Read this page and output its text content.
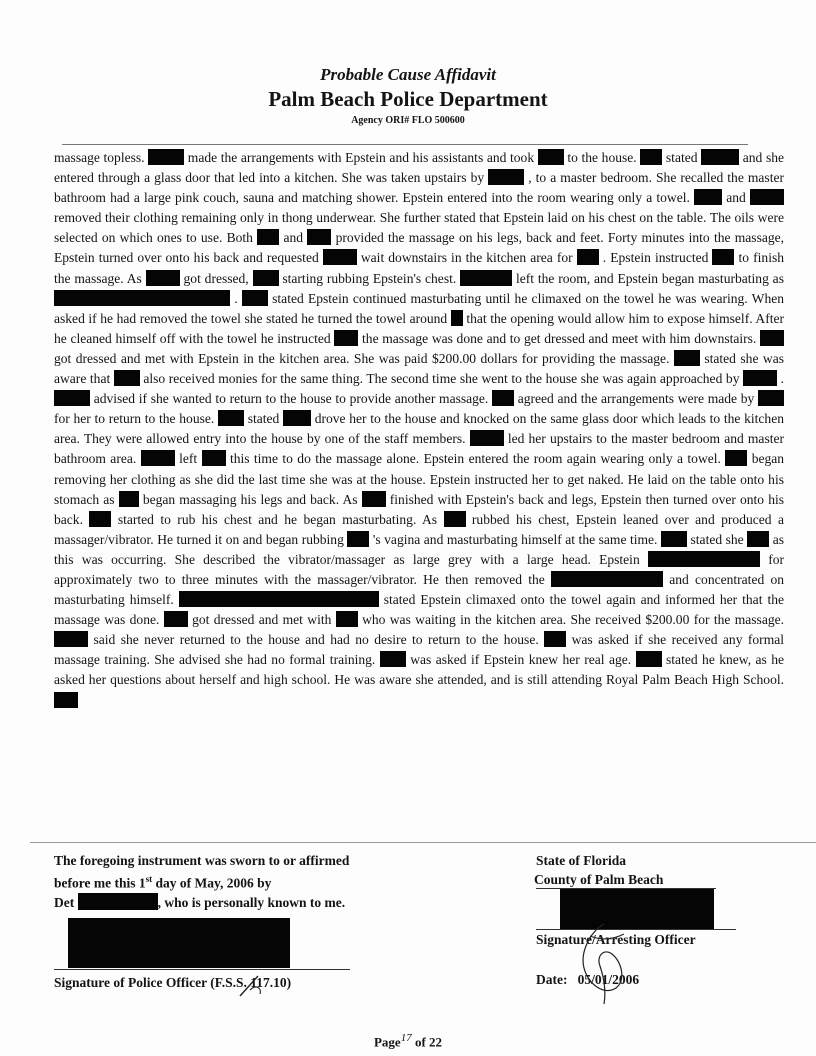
Probable Cause Affidavit
Palm Beach Police Department
Agency ORI# FLO 500600
massage topless.	made the arrangements with Epstein and his assistants and took to the house. stated	and she entered through a glass door that led into a kitchen. She was taken upstairs by	, to a master bedroom. She recalled the master bathroom had a large pink couch, sauna and matching shower. Epstein entered into the room wearing only a towel.	and  removed their clothing remaining only in thong underwear. She further stated that Epstein laid on his chest on the table. The oils were selected on which ones to use. Both and provided the massage on his legs, back and feet. Forty minutes into the massage, Epstein turned over onto his back and requested	wait downstairs in the kitchen area for . Epstein instructed to finish the massage. As	got dressed, starting rubbing Epstein's chest.	left the room, and Epstein began masturbating as  .	stated Epstein continued masturbating until he climaxed on the towel he was wearing. When asked if he had removed the towel she stated he turned the towel around that the opening would allow him to expose himself. After he cleaned himself off with the towel he instructed the massage was done and to get dressed and meet with him downstairs.  got dressed and met with Epstein in the kitchen area. She was paid $200.00 dollars for providing the massage.	stated she was aware that also received monies for the same thing. The second time she went to the house she was again approached by	.  advised if she wanted to return to the house to provide another massage. agreed and the arrangements were made by  for her to return to the house. stated	drove her to the house and knocked on the same glass door which leads to the kitchen area. They were allowed entry into the house by one of the staff members.	led her upstairs to the master bedroom and master bathroom area.	left this time to do the massage alone. Epstein entered the room again wearing only a towel. began removing her clothing as she did the last time she was at the house. Epstein instructed her to get naked. He laid on the table onto his stomach as began massaging his legs and back. As finished with Epstein's back and legs, Epstein then turned over onto his back.	started to rub his chest and he began masturbating. As	rubbed his chest, Epstein leaned over and produced a massager/vibrator. He turned it on and began rubbing 's vagina and masturbating himself at the same time. stated she as this was occurring. She described the vibrator/massager as large grey with a large head. Epstein	for approximately two to three minutes with the massager/vibrator. He then removed the	and concentrated on masturbating himself.	stated Epstein climaxed onto the towel again and informed her that the massage was done. got dressed and met with who was waiting in the kitchen area. She received $200.00 for the massage.  said she never returned to the house and had no desire to return to the house. was asked if she received any formal massage training. She advised she had no formal training.	was asked if Epstein knew her real age.	stated he knew, as he asked her questions about herself and high school. He was aware she attended, and is still attending Royal Palm Beach High School.
The foregoing instrument was sworn to or affirmed
before me this 1st day of May, 2006 by
Det	, who is personally known to me.
Signature of Police Officer (F.S.S. 117.10)
State of Florida
County of Palm Beach
Signature/Arresting Officer
Date: 05/01/2006
Page$^{17}$ of 22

################

● **SHORT TASK**: Tally the lines of the material above that contain the word "Officer" and report the total alone.

● **EXERCISE SOLUTION**: 2